- Actions to take:
1: Answer these questions from the text on hybrid manufacturing:
(a) What restricts the shapes and feature sizes that machining can produce?
(b) Which two universities reported the hybrid system called shape deposition manufacturing?
(c) What error did parts made using hybridization show, and what error did parts made using deposition only show?
2: Repeat a passage from the text on hybrid manufacturing. Begin at the words "The International Academy" and stop after "to ceramics discussed.".

- Page:
■ ■ ■ ■ ■ ■ ■
Growing demands from consumers has generated increasingly stringent requirements on manufacturing process. Reducing energy consumption and the environmental impact while improving productivity, is becoming more and more important. Existing manufacturing processes (additive and subtractive ones) suffer from drawbacks that cannot be completely eliminated due to technological constraints. Machining is restricted by the tool size which limits the shape and features sizes that can be machined. Additive manufacturing on the other hand leads to poor surface quality due to the “stair-case” effect while the mechanical properties of parts usually do not compete with those obtained using conventional means.

Combining two or more manufacturing processes to form a hybrid manufacturing process is a clever way to overcome these limitations.  The idea is to exploit synergistically the advantages of each process separately to create parts which cannot be obtained using the individual processes.

The International Academy for Production Engineering (CIRP) has suggested an open and a narrow definition of Hybrid Manufacturing [1]:

Open definition: a hybrid manufacturing process combines two or more manufacturing processes into a new combined set-up whereby the advantages of each discrete process can be exploited synergistically

Narrow definition:  a hybrid manufacturing process comprises a simultaneous acting of different processing principles on the same zone.

A classification of the various hybrid manufacturing processes is depicted in fig. 1.


Figure 1. Hybrid Manufacturing Classification


Hybridization is still a recent research topic which has been mostly investigated for polymers and metals but is still scarce for ceramics. Below some examples of promising hybrid processes are reviewed and their applicability to ceramics discussed.

Additive / subtractive hybridization

Fused deposition modeling of ceramics or robocasting are cheap and versatile technologies to print 3D parts in ceramics. Unfortunately the finish surface remains poor which strongly hinders the industrial use of these parts. To alleviate this drawback, Stanford University and Carnegie Mellon University reported a hybrid system called shape deposition manufacturing (SDM) as shown fig 2a, which combines additive /subtractive process [2]. Seoul National University also developed a similar approach to SDM where deposition and micro-machining are carried out in a single machine to solve the problems of referencing (figure 2b). The principle was demonstrated with polymers, ceramics like hydroxyapatite as well as nanocomposite polymer-based materials. The error in the fabricated parts using hybridization was 0.17% which is incredibly better than the 23.32% for parts obtained using deposition only.


Figure 2. (a) Process cycle of SDM combining additive and subtractive process exemple of a printed part smoothed through post-machining (from [2])


Another example of additive/subtractive technology is the combination of conventional powder bed approaches with machining. Parts obtained using powder bed additive manufacturing (Electron Beam Melting – EBM, Laser Beam Melting – LBM, binder jetting) suffer from a poor finish surface. Finishing the part after building completion is a highly challenging task especially for complex designs involving internal structures. Hybridization of powder bed systems with milling aims at circumventing this limitation. The idea is to mill the outer surface of the part when not after all layers have been completed but during build after each preset number of layers.  Using this approach, internal structures can be smoothed out and the dimensional accuracy of parts become comparable to machining centers.
■ ■ ■ ■ ■ ■ ■
- Dataset section:
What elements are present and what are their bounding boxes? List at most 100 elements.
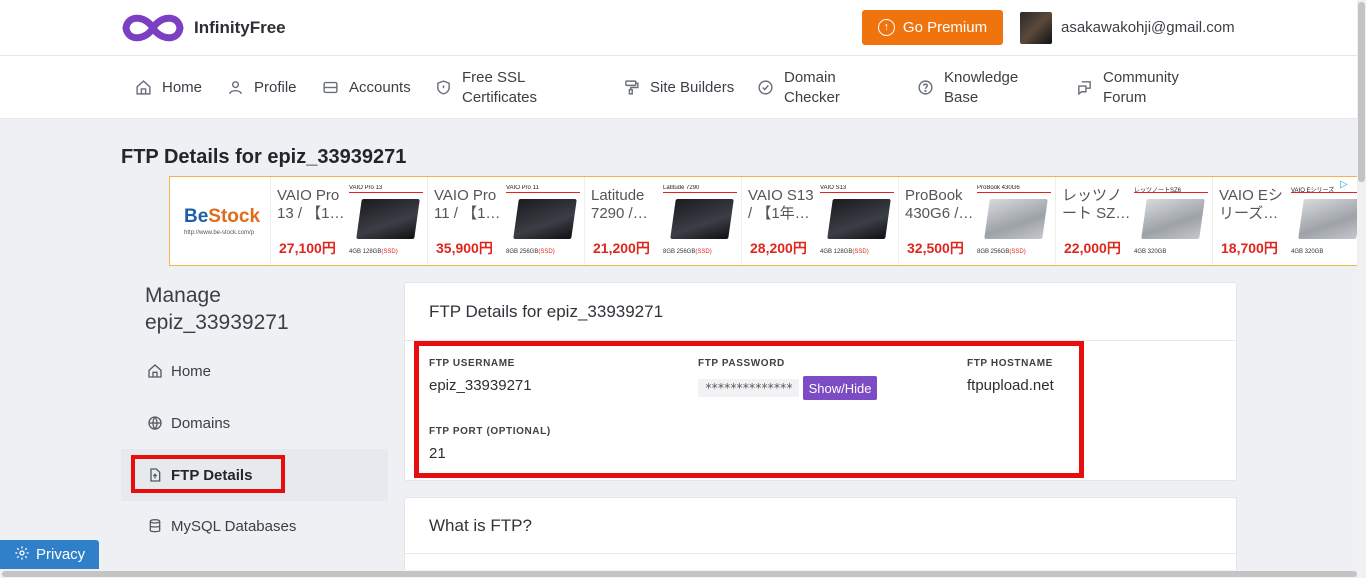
■ ■ ■ ■ ■ ■ ■
- Results for each task:
1:
(a) The tool size.
(b) Stanford University and Carnegie Mellon University.
(c) Parts made with hybridization had an error of 0.17%, and parts made with deposition only had an error of 23.32%.

2:
The International Academy for Production Engineering (CIRP) has suggested an open and a narrow definition of Hybrid Manufacturing [1]:

Open definition: a hybrid manufacturing process combines two or more manufacturing processes into a new combined set-up whereby the advantages of each discrete process can be exploited synergistically

Narrow definition:  a hybrid manufacturing process comprises a simultaneous acting of different processing principles on the same zone.

A classification of the various hybrid manufacturing processes is depicted in fig. 1.


Figure 1. Hybrid Manufacturing Classification


Hybridization is still a recent research topic which has been mostly investigated for polymers and metals but is still scarce for ceramics. Below some examples of promising hybrid processes are reviewed and their applicability to ceramics discussed.